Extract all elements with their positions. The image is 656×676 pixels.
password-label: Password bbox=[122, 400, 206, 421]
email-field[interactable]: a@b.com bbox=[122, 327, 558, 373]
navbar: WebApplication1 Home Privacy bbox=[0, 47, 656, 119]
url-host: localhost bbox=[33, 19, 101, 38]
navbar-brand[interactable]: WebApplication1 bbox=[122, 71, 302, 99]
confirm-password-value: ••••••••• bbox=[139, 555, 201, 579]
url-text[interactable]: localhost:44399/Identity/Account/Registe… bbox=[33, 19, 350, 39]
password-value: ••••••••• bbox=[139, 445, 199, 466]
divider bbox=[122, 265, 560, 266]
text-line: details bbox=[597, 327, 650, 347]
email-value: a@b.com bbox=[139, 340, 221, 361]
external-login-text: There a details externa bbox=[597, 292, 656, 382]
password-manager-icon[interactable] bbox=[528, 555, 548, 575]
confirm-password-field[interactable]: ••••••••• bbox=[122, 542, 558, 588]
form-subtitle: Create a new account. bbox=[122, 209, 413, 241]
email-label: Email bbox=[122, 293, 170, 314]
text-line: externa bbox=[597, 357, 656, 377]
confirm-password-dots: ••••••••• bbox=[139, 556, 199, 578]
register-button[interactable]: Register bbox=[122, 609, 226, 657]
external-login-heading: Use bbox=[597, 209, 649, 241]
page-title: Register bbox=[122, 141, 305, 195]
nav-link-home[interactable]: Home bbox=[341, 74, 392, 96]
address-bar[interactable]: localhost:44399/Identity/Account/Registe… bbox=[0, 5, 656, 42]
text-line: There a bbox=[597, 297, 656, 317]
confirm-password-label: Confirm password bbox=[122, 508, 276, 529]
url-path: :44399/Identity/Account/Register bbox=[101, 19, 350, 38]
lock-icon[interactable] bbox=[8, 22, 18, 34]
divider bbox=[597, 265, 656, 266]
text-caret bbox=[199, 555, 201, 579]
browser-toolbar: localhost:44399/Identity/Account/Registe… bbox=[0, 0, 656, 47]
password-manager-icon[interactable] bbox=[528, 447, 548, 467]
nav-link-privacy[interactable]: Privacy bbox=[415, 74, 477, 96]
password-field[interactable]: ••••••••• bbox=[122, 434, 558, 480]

········

EXERCISE BRIEF — Rewrite the records above as a numbered list, leaving out any blank lines.

THE RESPONSE —
1. Extract all elements with their positions. The image is 656×676 pixels.
2. password-label: Password bbox=[122, 400, 206, 421]
3. email-field[interactable]: a@b.com bbox=[122, 327, 558, 373]
4. navbar: WebApplication1 Home Privacy bbox=[0, 47, 656, 119]
5. url-host: localhost bbox=[33, 19, 101, 38]
6. navbar-brand[interactable]: WebApplication1 bbox=[122, 71, 302, 99]
7. confirm-password-value: ••••••••• bbox=[139, 555, 201, 579]
8. url-text[interactable]: localhost:44399/Identity/Account/Registe… bbox=[33, 19, 350, 39]
9. password-value: ••••••••• bbox=[139, 445, 199, 466]
10. divider bbox=[122, 265, 560, 266]
11. text-line: details bbox=[597, 327, 650, 347]
12. email-value: a@b.com bbox=[139, 340, 221, 361]
13. external-login-text: There a details externa bbox=[597, 292, 656, 382]
14. password-manager-icon[interactable] bbox=[528, 555, 548, 575]
15. confirm-password-field[interactable]: ••••••••• bbox=[122, 542, 558, 588]
16. form-subtitle: Create a new account. bbox=[122, 209, 413, 241]
17. email-label: Email bbox=[122, 293, 170, 314]
18. text-line: externa bbox=[597, 357, 656, 377]
19. confirm-password-dots: ••••••••• bbox=[139, 556, 199, 578]
20. register-button[interactable]: Register bbox=[122, 609, 226, 657]
21. external-login-heading: Use bbox=[597, 209, 649, 241]
22. page-title: Register bbox=[122, 141, 305, 195]
23. nav-link-home[interactable]: Home bbox=[341, 74, 392, 96]
24. address-bar[interactable]: localhost:44399/Identity/Account/Registe… bbox=[0, 5, 656, 42]
25. text-line: There a bbox=[597, 297, 656, 317]
26. confirm-password-label: Confirm password bbox=[122, 508, 276, 529]
27. url-path: :44399/Identity/Account/Register bbox=[101, 19, 350, 38]
28. lock-icon[interactable] bbox=[8, 22, 18, 34]
29. divider bbox=[597, 265, 656, 266]
30. text-caret bbox=[199, 555, 201, 579]
31. browser-toolbar: localhost:44399/Identity/Account/Registe… bbox=[0, 0, 656, 47]
32. password-manager-icon[interactable] bbox=[528, 447, 548, 467]
33. nav-link-privacy[interactable]: Privacy bbox=[415, 74, 477, 96]
34. password-field[interactable]: ••••••••• bbox=[122, 434, 558, 480]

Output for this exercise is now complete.